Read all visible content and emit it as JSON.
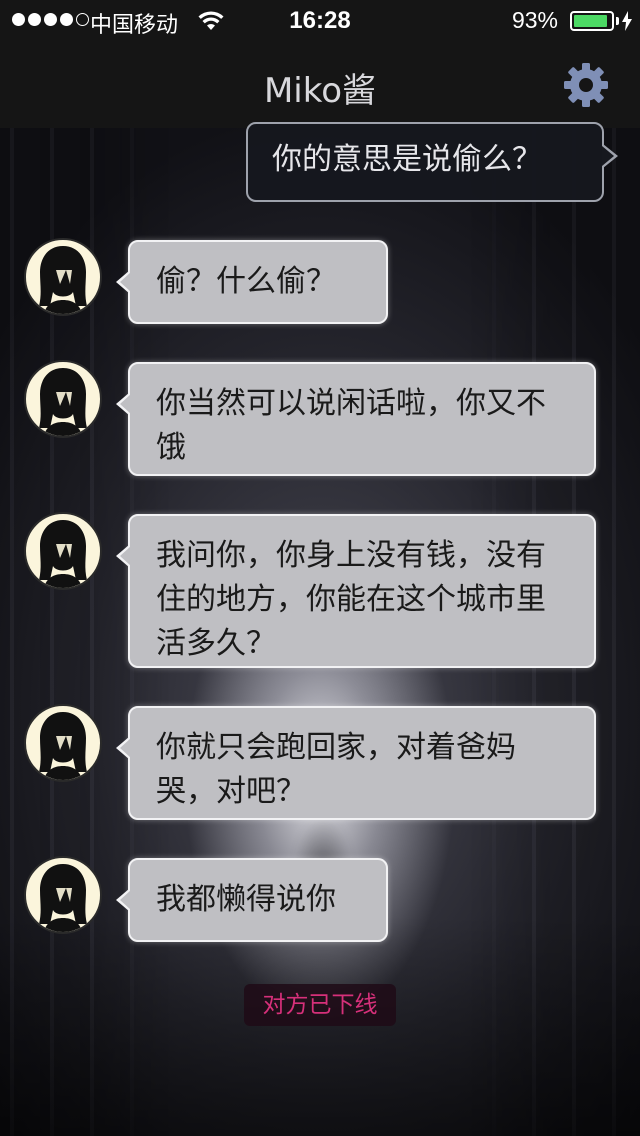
{
  "status_bar": {
    "carrier": "中国移动",
    "time": "16:28",
    "battery_percent": "93%",
    "battery_level": 0.93,
    "signal_strength": 4,
    "signal_max": 5
  },
  "nav": {
    "title": "Miko酱",
    "settings_icon": "gear-icon"
  },
  "messages": [
    {
      "direction": "outgoing",
      "text": "你的意思是说偷么？"
    },
    {
      "direction": "incoming",
      "text": "偷？什么偷？"
    },
    {
      "direction": "incoming",
      "text": "你当然可以说闲话啦，你又不饿"
    },
    {
      "direction": "incoming",
      "text": "我问你，你身上没有钱，没有住的地方，你能在这个城市里活多久？"
    },
    {
      "direction": "incoming",
      "text": "你就只会跑回家，对着爸妈哭，对吧？"
    },
    {
      "direction": "incoming",
      "text": "我都懒得说你"
    }
  ],
  "status_notice": "对方已下线",
  "colors": {
    "accent_icon": "#7f8fb6",
    "offline_text": "#d6307a",
    "battery": "#4cd964"
  }
}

GOAL: Above are records to transcribe exactly; leave their pictures out.

WORKED SOLUTION:
Read all visible content and emit it as JSON.
{
  "status_bar": {
    "carrier": "中国移动",
    "time": "16:28",
    "battery_percent": "93%",
    "battery_level": 0.93,
    "signal_strength": 4,
    "signal_max": 5
  },
  "nav": {
    "title": "Miko酱",
    "settings_icon": "gear-icon"
  },
  "messages": [
    {
      "direction": "outgoing",
      "text": "你的意思是说偷么？"
    },
    {
      "direction": "incoming",
      "text": "偷？什么偷？"
    },
    {
      "direction": "incoming",
      "text": "你当然可以说闲话啦，你又不饿"
    },
    {
      "direction": "incoming",
      "text": "我问你，你身上没有钱，没有住的地方，你能在这个城市里活多久？"
    },
    {
      "direction": "incoming",
      "text": "你就只会跑回家，对着爸妈哭，对吧？"
    },
    {
      "direction": "incoming",
      "text": "我都懒得说你"
    }
  ],
  "status_notice": "对方已下线",
  "colors": {
    "accent_icon": "#7f8fb6",
    "offline_text": "#d6307a",
    "battery": "#4cd964"
  }
}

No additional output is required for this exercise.